DIRECTIONS. Using the data below, copy each line that includes the word "JSON".

SUPPLIED RECORDS.
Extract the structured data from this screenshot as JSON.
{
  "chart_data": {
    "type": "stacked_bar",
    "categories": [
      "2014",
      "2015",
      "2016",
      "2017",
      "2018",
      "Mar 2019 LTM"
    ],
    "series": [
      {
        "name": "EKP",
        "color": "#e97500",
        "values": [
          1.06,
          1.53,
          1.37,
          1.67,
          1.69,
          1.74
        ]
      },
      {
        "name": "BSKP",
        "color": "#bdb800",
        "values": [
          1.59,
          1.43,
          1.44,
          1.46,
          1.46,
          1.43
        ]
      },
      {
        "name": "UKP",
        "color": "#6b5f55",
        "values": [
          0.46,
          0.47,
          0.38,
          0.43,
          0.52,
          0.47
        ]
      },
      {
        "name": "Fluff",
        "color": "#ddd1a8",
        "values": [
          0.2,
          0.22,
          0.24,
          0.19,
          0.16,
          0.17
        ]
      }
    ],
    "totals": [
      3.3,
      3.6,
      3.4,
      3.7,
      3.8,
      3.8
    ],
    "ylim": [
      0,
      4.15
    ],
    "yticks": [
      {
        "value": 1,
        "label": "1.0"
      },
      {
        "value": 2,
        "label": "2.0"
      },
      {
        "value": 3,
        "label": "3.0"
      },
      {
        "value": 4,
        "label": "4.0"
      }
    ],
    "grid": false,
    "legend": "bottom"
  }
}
...
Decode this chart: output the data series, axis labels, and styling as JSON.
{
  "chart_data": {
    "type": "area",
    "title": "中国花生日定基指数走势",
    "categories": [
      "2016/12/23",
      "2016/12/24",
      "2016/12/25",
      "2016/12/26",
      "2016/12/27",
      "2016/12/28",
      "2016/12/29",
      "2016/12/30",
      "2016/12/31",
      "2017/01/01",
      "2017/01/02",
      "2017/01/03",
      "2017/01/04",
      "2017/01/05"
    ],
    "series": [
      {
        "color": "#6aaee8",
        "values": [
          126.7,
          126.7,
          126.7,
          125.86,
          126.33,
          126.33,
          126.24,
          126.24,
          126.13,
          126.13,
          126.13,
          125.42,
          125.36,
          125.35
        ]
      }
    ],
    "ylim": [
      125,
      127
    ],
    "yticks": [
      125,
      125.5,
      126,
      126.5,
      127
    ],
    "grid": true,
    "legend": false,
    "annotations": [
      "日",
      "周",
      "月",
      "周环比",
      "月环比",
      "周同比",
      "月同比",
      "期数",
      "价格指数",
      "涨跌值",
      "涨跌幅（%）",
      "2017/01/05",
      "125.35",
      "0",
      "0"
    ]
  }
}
--
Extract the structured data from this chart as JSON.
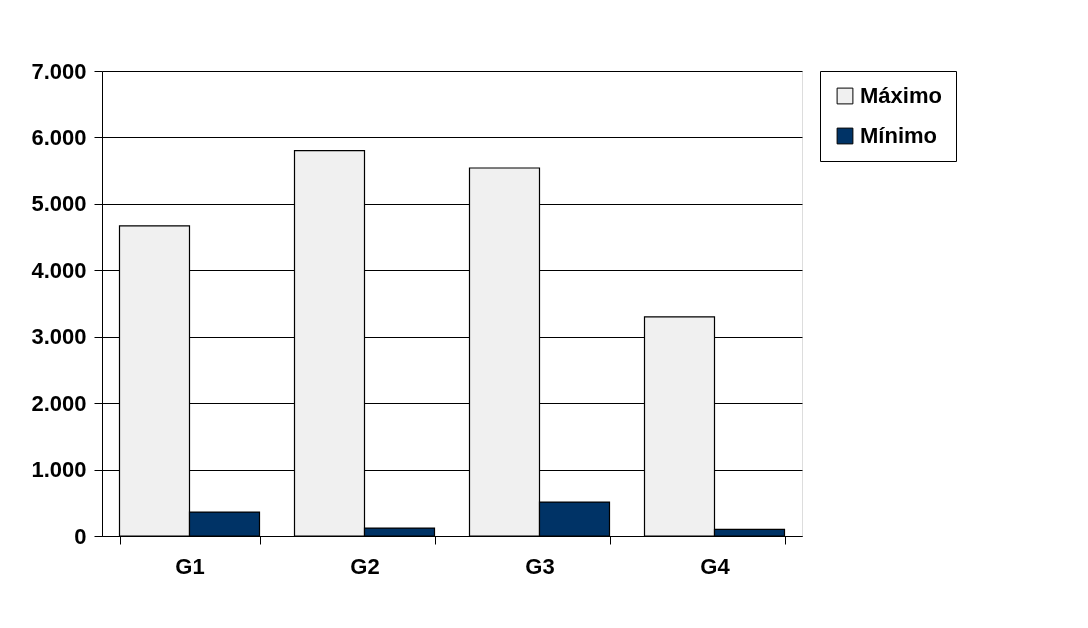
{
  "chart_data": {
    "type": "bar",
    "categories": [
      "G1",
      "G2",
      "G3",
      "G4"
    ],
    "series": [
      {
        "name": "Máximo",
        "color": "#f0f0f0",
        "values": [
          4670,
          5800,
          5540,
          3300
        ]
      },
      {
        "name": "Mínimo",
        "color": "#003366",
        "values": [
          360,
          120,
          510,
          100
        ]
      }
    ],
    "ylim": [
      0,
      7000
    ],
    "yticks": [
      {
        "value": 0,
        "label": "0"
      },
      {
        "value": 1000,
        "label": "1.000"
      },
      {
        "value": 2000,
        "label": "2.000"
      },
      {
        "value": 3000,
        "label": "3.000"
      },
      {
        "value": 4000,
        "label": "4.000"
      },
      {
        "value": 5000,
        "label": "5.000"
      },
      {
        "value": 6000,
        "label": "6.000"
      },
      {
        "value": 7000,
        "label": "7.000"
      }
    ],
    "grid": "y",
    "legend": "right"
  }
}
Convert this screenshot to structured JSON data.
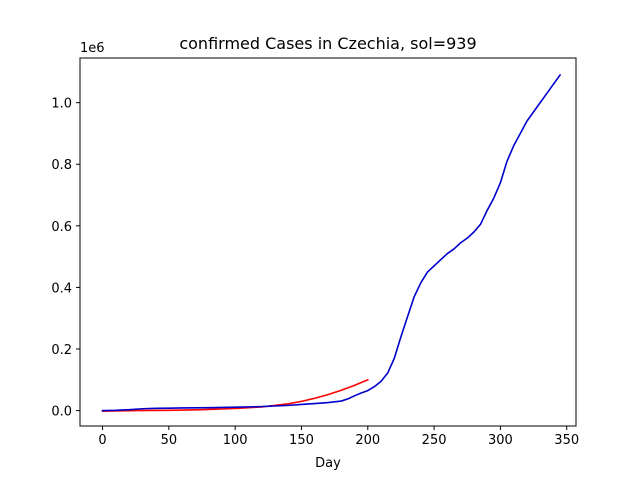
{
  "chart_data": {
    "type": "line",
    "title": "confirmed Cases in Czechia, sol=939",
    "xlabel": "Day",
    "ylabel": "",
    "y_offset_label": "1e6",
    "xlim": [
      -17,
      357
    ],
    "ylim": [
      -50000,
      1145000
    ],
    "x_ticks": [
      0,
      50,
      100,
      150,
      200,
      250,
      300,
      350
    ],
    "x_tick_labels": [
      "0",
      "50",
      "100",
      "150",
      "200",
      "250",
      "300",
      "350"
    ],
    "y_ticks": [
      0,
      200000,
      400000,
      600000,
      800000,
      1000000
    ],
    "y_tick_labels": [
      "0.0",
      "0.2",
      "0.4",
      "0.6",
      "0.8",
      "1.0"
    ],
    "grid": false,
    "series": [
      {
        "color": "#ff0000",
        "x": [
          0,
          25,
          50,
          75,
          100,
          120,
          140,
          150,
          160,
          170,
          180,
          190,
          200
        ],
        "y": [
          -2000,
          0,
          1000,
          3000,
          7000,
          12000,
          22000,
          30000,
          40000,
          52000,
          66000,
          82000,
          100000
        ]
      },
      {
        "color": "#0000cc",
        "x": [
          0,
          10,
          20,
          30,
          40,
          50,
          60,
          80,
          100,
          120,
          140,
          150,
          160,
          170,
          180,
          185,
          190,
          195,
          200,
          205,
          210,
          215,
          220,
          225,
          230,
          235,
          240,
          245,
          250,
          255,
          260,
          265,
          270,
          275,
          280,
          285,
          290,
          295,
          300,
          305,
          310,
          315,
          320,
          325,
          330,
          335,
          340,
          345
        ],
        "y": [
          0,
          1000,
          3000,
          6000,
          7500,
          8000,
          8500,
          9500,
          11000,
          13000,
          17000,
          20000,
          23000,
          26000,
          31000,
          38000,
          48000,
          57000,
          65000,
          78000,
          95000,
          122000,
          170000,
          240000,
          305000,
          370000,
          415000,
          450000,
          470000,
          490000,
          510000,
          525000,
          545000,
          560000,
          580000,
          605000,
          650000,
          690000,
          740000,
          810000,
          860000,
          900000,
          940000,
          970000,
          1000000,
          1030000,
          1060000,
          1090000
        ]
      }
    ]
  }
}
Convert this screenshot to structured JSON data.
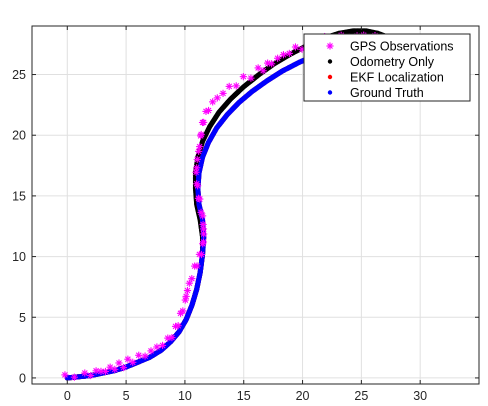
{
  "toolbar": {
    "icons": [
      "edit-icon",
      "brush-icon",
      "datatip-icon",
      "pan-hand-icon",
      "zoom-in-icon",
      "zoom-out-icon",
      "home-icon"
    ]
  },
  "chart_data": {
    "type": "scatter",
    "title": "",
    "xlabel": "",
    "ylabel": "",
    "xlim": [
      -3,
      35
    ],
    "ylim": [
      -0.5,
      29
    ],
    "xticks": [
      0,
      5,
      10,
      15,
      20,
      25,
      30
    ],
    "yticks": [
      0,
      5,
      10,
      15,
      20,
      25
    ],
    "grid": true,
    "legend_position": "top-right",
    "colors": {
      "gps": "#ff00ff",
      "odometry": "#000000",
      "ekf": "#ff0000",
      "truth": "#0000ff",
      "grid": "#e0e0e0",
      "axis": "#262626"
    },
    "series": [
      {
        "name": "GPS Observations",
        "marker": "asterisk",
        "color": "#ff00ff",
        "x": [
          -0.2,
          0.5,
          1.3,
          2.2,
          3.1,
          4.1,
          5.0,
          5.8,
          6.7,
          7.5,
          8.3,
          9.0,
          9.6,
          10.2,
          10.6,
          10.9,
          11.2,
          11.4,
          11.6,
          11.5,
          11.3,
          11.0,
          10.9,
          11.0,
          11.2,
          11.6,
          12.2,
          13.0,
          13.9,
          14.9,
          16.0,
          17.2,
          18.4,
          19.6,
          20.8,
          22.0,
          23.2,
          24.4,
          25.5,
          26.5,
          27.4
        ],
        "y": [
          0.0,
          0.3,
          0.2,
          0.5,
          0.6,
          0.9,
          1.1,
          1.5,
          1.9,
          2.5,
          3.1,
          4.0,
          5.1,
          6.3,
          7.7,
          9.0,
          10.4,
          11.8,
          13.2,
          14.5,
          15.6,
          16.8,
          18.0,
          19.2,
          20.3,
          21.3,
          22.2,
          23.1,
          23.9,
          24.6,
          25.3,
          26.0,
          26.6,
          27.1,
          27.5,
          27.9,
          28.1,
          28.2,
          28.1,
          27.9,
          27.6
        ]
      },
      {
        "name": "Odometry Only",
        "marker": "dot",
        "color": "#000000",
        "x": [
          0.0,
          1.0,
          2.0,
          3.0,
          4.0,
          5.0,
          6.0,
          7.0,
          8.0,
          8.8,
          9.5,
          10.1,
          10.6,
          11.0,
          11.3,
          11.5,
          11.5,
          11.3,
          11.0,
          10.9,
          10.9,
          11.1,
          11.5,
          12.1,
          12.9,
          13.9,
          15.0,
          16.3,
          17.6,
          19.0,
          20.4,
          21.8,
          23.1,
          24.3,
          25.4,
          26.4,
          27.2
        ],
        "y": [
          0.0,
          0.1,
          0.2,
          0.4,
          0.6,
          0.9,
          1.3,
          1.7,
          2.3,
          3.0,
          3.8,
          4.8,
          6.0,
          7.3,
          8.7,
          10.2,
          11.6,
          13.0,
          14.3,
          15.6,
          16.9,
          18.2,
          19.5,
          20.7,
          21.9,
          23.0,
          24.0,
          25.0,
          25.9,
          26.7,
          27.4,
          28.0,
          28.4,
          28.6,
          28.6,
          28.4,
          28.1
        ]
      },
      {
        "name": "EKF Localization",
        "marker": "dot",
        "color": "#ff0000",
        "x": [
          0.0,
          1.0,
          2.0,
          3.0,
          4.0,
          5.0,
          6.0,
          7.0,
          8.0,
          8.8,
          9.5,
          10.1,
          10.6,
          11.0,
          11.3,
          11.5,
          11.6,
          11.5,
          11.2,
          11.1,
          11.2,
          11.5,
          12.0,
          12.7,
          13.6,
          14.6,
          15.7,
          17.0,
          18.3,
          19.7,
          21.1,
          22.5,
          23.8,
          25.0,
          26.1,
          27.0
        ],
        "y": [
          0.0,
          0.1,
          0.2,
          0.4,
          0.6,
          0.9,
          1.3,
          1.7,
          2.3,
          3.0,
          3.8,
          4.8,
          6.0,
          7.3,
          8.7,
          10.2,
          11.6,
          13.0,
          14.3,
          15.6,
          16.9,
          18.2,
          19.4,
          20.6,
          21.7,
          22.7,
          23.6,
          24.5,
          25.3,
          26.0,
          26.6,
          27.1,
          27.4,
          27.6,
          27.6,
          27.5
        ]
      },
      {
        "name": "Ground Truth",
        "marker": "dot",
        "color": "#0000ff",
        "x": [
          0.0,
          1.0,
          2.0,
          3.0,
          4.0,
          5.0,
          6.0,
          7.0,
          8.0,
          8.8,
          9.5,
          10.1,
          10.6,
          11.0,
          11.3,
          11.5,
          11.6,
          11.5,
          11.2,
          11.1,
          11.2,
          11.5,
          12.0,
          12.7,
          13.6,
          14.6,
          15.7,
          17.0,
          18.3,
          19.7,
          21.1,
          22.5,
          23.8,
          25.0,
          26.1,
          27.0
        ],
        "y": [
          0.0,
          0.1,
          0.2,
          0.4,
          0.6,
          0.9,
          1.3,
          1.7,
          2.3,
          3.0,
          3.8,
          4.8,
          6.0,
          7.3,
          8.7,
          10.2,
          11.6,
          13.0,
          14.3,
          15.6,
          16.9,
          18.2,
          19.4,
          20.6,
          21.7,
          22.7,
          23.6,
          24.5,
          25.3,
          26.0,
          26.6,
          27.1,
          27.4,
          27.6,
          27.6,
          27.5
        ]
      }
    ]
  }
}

EXERCISE RESULT.
Extract the structured data from this screenshot as JSON.
Decode this chart: output the data series, axis labels, and styling as JSON.
Extract the structured data from this chart as JSON.
Convert this screenshot to structured JSON data.
Convert this screenshot to structured JSON data.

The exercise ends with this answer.